== Dataset entries ==

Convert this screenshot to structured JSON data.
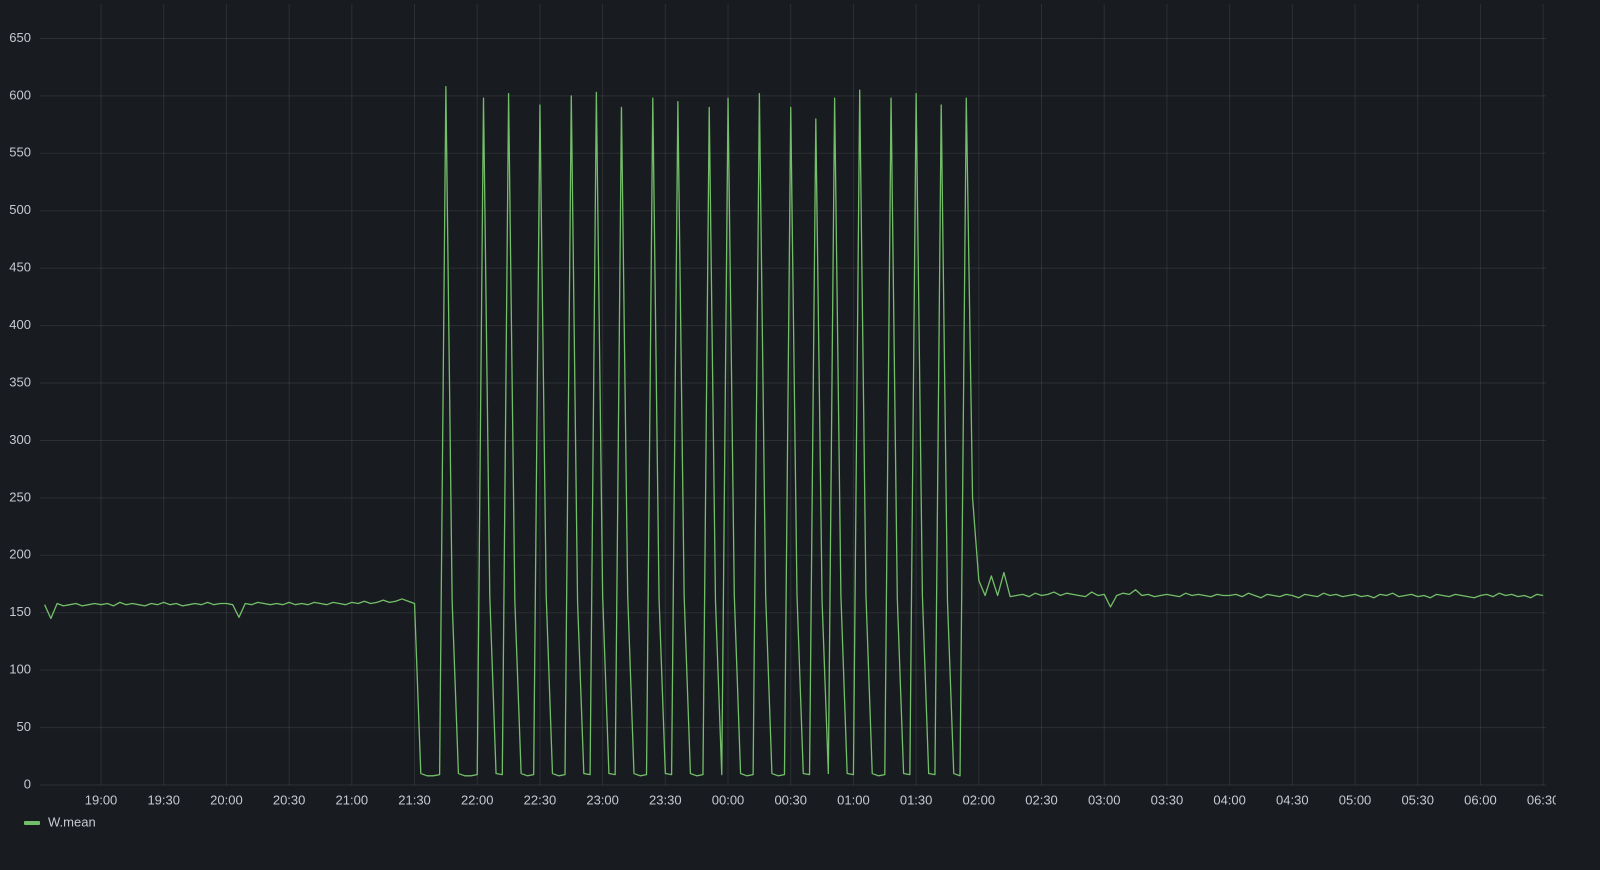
{
  "chart_data": {
    "type": "line",
    "x": [
      "18:33",
      "18:36",
      "18:39",
      "18:42",
      "18:45",
      "18:48",
      "18:51",
      "18:54",
      "18:57",
      "19:00",
      "19:03",
      "19:06",
      "19:09",
      "19:12",
      "19:15",
      "19:18",
      "19:21",
      "19:24",
      "19:27",
      "19:30",
      "19:33",
      "19:36",
      "19:39",
      "19:42",
      "19:45",
      "19:48",
      "19:51",
      "19:54",
      "19:57",
      "20:00",
      "20:03",
      "20:06",
      "20:09",
      "20:12",
      "20:15",
      "20:18",
      "20:21",
      "20:24",
      "20:27",
      "20:30",
      "20:33",
      "20:36",
      "20:39",
      "20:42",
      "20:45",
      "20:48",
      "20:51",
      "20:54",
      "20:57",
      "21:00",
      "21:03",
      "21:06",
      "21:09",
      "21:12",
      "21:15",
      "21:18",
      "21:21",
      "21:24",
      "21:27",
      "21:30",
      "21:33",
      "21:36",
      "21:39",
      "21:42",
      "21:45",
      "21:48",
      "21:51",
      "21:54",
      "21:57",
      "22:00",
      "22:03",
      "22:06",
      "22:09",
      "22:12",
      "22:15",
      "22:18",
      "22:21",
      "22:24",
      "22:27",
      "22:30",
      "22:33",
      "22:36",
      "22:39",
      "22:42",
      "22:45",
      "22:48",
      "22:51",
      "22:54",
      "22:57",
      "23:00",
      "23:03",
      "23:06",
      "23:09",
      "23:12",
      "23:15",
      "23:18",
      "23:21",
      "23:24",
      "23:27",
      "23:30",
      "23:33",
      "23:36",
      "23:39",
      "23:42",
      "23:45",
      "23:48",
      "23:51",
      "23:54",
      "23:57",
      "00:00",
      "00:03",
      "00:06",
      "00:09",
      "00:12",
      "00:15",
      "00:18",
      "00:21",
      "00:24",
      "00:27",
      "00:30",
      "00:33",
      "00:36",
      "00:39",
      "00:42",
      "00:45",
      "00:48",
      "00:51",
      "00:54",
      "00:57",
      "01:00",
      "01:03",
      "01:06",
      "01:09",
      "01:12",
      "01:15",
      "01:18",
      "01:21",
      "01:24",
      "01:27",
      "01:30",
      "01:33",
      "01:36",
      "01:39",
      "01:42",
      "01:45",
      "01:48",
      "01:51",
      "01:54",
      "01:57",
      "02:00",
      "02:03",
      "02:06",
      "02:09",
      "02:12",
      "02:15",
      "02:18",
      "02:21",
      "02:24",
      "02:27",
      "02:30",
      "02:33",
      "02:36",
      "02:39",
      "02:42",
      "02:45",
      "02:48",
      "02:51",
      "02:54",
      "02:57",
      "03:00",
      "03:03",
      "03:06",
      "03:09",
      "03:12",
      "03:15",
      "03:18",
      "03:21",
      "03:24",
      "03:27",
      "03:30",
      "03:33",
      "03:36",
      "03:39",
      "03:42",
      "03:45",
      "03:48",
      "03:51",
      "03:54",
      "03:57",
      "04:00",
      "04:03",
      "04:06",
      "04:09",
      "04:12",
      "04:15",
      "04:18",
      "04:21",
      "04:24",
      "04:27",
      "04:30",
      "04:33",
      "04:36",
      "04:39",
      "04:42",
      "04:45",
      "04:48",
      "04:51",
      "04:54",
      "04:57",
      "05:00",
      "05:03",
      "05:06",
      "05:09",
      "05:12",
      "05:15",
      "05:18",
      "05:21",
      "05:24",
      "05:27",
      "05:30",
      "05:33",
      "05:36",
      "05:39",
      "05:42",
      "05:45",
      "05:48",
      "05:51",
      "05:54",
      "05:57",
      "06:00",
      "06:03",
      "06:06",
      "06:09",
      "06:12",
      "06:15",
      "06:18",
      "06:21",
      "06:24",
      "06:27",
      "06:30"
    ],
    "series": [
      {
        "name": "W.mean",
        "color": "#73bf69",
        "values": [
          157,
          145,
          158,
          156,
          157,
          158,
          156,
          157,
          158,
          157,
          158,
          156,
          159,
          157,
          158,
          157,
          156,
          158,
          157,
          159,
          157,
          158,
          156,
          157,
          158,
          157,
          159,
          157,
          158,
          158,
          157,
          146,
          158,
          157,
          159,
          158,
          157,
          158,
          157,
          159,
          157,
          158,
          157,
          159,
          158,
          157,
          159,
          158,
          157,
          159,
          158,
          160,
          158,
          159,
          161,
          159,
          160,
          162,
          160,
          158,
          10,
          8,
          8,
          9,
          608,
          160,
          10,
          8,
          8,
          9,
          598,
          165,
          10,
          9,
          602,
          160,
          10,
          8,
          9,
          592,
          165,
          10,
          8,
          9,
          600,
          160,
          10,
          9,
          603,
          165,
          10,
          9,
          590,
          165,
          10,
          8,
          9,
          598,
          162,
          10,
          9,
          595,
          165,
          10,
          8,
          9,
          590,
          160,
          9,
          598,
          165,
          10,
          8,
          9,
          602,
          165,
          10,
          8,
          9,
          590,
          165,
          10,
          9,
          580,
          160,
          10,
          598,
          165,
          10,
          9,
          605,
          165,
          10,
          8,
          9,
          598,
          162,
          10,
          9,
          602,
          165,
          10,
          9,
          592,
          160,
          10,
          8,
          598,
          250,
          178,
          165,
          182,
          165,
          185,
          164,
          165,
          166,
          164,
          167,
          165,
          166,
          168,
          165,
          167,
          166,
          165,
          164,
          168,
          165,
          166,
          155,
          165,
          167,
          166,
          170,
          165,
          166,
          164,
          165,
          166,
          165,
          164,
          167,
          165,
          166,
          165,
          164,
          166,
          165,
          165,
          166,
          164,
          167,
          165,
          163,
          166,
          165,
          164,
          166,
          165,
          163,
          166,
          165,
          164,
          167,
          165,
          166,
          164,
          165,
          166,
          164,
          165,
          163,
          166,
          165,
          167,
          164,
          165,
          166,
          164,
          165,
          163,
          166,
          165,
          164,
          166,
          165,
          164,
          163,
          165,
          166,
          164,
          167,
          165,
          166,
          164,
          165,
          163,
          166,
          165
        ]
      }
    ],
    "xticks": [
      "19:00",
      "19:30",
      "20:00",
      "20:30",
      "21:00",
      "21:30",
      "22:00",
      "22:30",
      "23:00",
      "23:30",
      "00:00",
      "00:30",
      "01:00",
      "01:30",
      "02:00",
      "02:30",
      "03:00",
      "03:30",
      "04:00",
      "04:30",
      "05:00",
      "05:30",
      "06:00",
      "06:30"
    ],
    "ylim": [
      0,
      680
    ],
    "yticks": [
      0,
      50,
      100,
      150,
      200,
      250,
      300,
      350,
      400,
      450,
      500,
      550,
      600,
      650
    ],
    "grid": true,
    "legend": "bottom-left"
  }
}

===

Copy the listing exactly. Any image in it stays out of the copy.

Convert this screenshot to structured JSON data.
{
  "chart_data": {
    "type": "line",
    "x": [
      "18:33",
      "18:36",
      "18:39",
      "18:42",
      "18:45",
      "18:48",
      "18:51",
      "18:54",
      "18:57",
      "19:00",
      "19:03",
      "19:06",
      "19:09",
      "19:12",
      "19:15",
      "19:18",
      "19:21",
      "19:24",
      "19:27",
      "19:30",
      "19:33",
      "19:36",
      "19:39",
      "19:42",
      "19:45",
      "19:48",
      "19:51",
      "19:54",
      "19:57",
      "20:00",
      "20:03",
      "20:06",
      "20:09",
      "20:12",
      "20:15",
      "20:18",
      "20:21",
      "20:24",
      "20:27",
      "20:30",
      "20:33",
      "20:36",
      "20:39",
      "20:42",
      "20:45",
      "20:48",
      "20:51",
      "20:54",
      "20:57",
      "21:00",
      "21:03",
      "21:06",
      "21:09",
      "21:12",
      "21:15",
      "21:18",
      "21:21",
      "21:24",
      "21:27",
      "21:30",
      "21:33",
      "21:36",
      "21:39",
      "21:42",
      "21:45",
      "21:48",
      "21:51",
      "21:54",
      "21:57",
      "22:00",
      "22:03",
      "22:06",
      "22:09",
      "22:12",
      "22:15",
      "22:18",
      "22:21",
      "22:24",
      "22:27",
      "22:30",
      "22:33",
      "22:36",
      "22:39",
      "22:42",
      "22:45",
      "22:48",
      "22:51",
      "22:54",
      "22:57",
      "23:00",
      "23:03",
      "23:06",
      "23:09",
      "23:12",
      "23:15",
      "23:18",
      "23:21",
      "23:24",
      "23:27",
      "23:30",
      "23:33",
      "23:36",
      "23:39",
      "23:42",
      "23:45",
      "23:48",
      "23:51",
      "23:54",
      "23:57",
      "00:00",
      "00:03",
      "00:06",
      "00:09",
      "00:12",
      "00:15",
      "00:18",
      "00:21",
      "00:24",
      "00:27",
      "00:30",
      "00:33",
      "00:36",
      "00:39",
      "00:42",
      "00:45",
      "00:48",
      "00:51",
      "00:54",
      "00:57",
      "01:00",
      "01:03",
      "01:06",
      "01:09",
      "01:12",
      "01:15",
      "01:18",
      "01:21",
      "01:24",
      "01:27",
      "01:30",
      "01:33",
      "01:36",
      "01:39",
      "01:42",
      "01:45",
      "01:48",
      "01:51",
      "01:54",
      "01:57",
      "02:00",
      "02:03",
      "02:06",
      "02:09",
      "02:12",
      "02:15",
      "02:18",
      "02:21",
      "02:24",
      "02:27",
      "02:30",
      "02:33",
      "02:36",
      "02:39",
      "02:42",
      "02:45",
      "02:48",
      "02:51",
      "02:54",
      "02:57",
      "03:00",
      "03:03",
      "03:06",
      "03:09",
      "03:12",
      "03:15",
      "03:18",
      "03:21",
      "03:24",
      "03:27",
      "03:30",
      "03:33",
      "03:36",
      "03:39",
      "03:42",
      "03:45",
      "03:48",
      "03:51",
      "03:54",
      "03:57",
      "04:00",
      "04:03",
      "04:06",
      "04:09",
      "04:12",
      "04:15",
      "04:18",
      "04:21",
      "04:24",
      "04:27",
      "04:30",
      "04:33",
      "04:36",
      "04:39",
      "04:42",
      "04:45",
      "04:48",
      "04:51",
      "04:54",
      "04:57",
      "05:00",
      "05:03",
      "05:06",
      "05:09",
      "05:12",
      "05:15",
      "05:18",
      "05:21",
      "05:24",
      "05:27",
      "05:30",
      "05:33",
      "05:36",
      "05:39",
      "05:42",
      "05:45",
      "05:48",
      "05:51",
      "05:54",
      "05:57",
      "06:00",
      "06:03",
      "06:06",
      "06:09",
      "06:12",
      "06:15",
      "06:18",
      "06:21",
      "06:24",
      "06:27",
      "06:30"
    ],
    "series": [
      {
        "name": "W.mean",
        "color": "#73bf69",
        "values": [
          157,
          145,
          158,
          156,
          157,
          158,
          156,
          157,
          158,
          157,
          158,
          156,
          159,
          157,
          158,
          157,
          156,
          158,
          157,
          159,
          157,
          158,
          156,
          157,
          158,
          157,
          159,
          157,
          158,
          158,
          157,
          146,
          158,
          157,
          159,
          158,
          157,
          158,
          157,
          159,
          157,
          158,
          157,
          159,
          158,
          157,
          159,
          158,
          157,
          159,
          158,
          160,
          158,
          159,
          161,
          159,
          160,
          162,
          160,
          158,
          10,
          8,
          8,
          9,
          608,
          160,
          10,
          8,
          8,
          9,
          598,
          165,
          10,
          9,
          602,
          160,
          10,
          8,
          9,
          592,
          165,
          10,
          8,
          9,
          600,
          160,
          10,
          9,
          603,
          165,
          10,
          9,
          590,
          165,
          10,
          8,
          9,
          598,
          162,
          10,
          9,
          595,
          165,
          10,
          8,
          9,
          590,
          160,
          9,
          598,
          165,
          10,
          8,
          9,
          602,
          165,
          10,
          8,
          9,
          590,
          165,
          10,
          9,
          580,
          160,
          10,
          598,
          165,
          10,
          9,
          605,
          165,
          10,
          8,
          9,
          598,
          162,
          10,
          9,
          602,
          165,
          10,
          9,
          592,
          160,
          10,
          8,
          598,
          250,
          178,
          165,
          182,
          165,
          185,
          164,
          165,
          166,
          164,
          167,
          165,
          166,
          168,
          165,
          167,
          166,
          165,
          164,
          168,
          165,
          166,
          155,
          165,
          167,
          166,
          170,
          165,
          166,
          164,
          165,
          166,
          165,
          164,
          167,
          165,
          166,
          165,
          164,
          166,
          165,
          165,
          166,
          164,
          167,
          165,
          163,
          166,
          165,
          164,
          166,
          165,
          163,
          166,
          165,
          164,
          167,
          165,
          166,
          164,
          165,
          166,
          164,
          165,
          163,
          166,
          165,
          167,
          164,
          165,
          166,
          164,
          165,
          163,
          166,
          165,
          164,
          166,
          165,
          164,
          163,
          165,
          166,
          164,
          167,
          165,
          166,
          164,
          165,
          163,
          166,
          165
        ]
      }
    ],
    "xticks": [
      "19:00",
      "19:30",
      "20:00",
      "20:30",
      "21:00",
      "21:30",
      "22:00",
      "22:30",
      "23:00",
      "23:30",
      "00:00",
      "00:30",
      "01:00",
      "01:30",
      "02:00",
      "02:30",
      "03:00",
      "03:30",
      "04:00",
      "04:30",
      "05:00",
      "05:30",
      "06:00",
      "06:30"
    ],
    "ylim": [
      0,
      680
    ],
    "yticks": [
      0,
      50,
      100,
      150,
      200,
      250,
      300,
      350,
      400,
      450,
      500,
      550,
      600,
      650
    ],
    "grid": true,
    "legend": "bottom-left"
  }
}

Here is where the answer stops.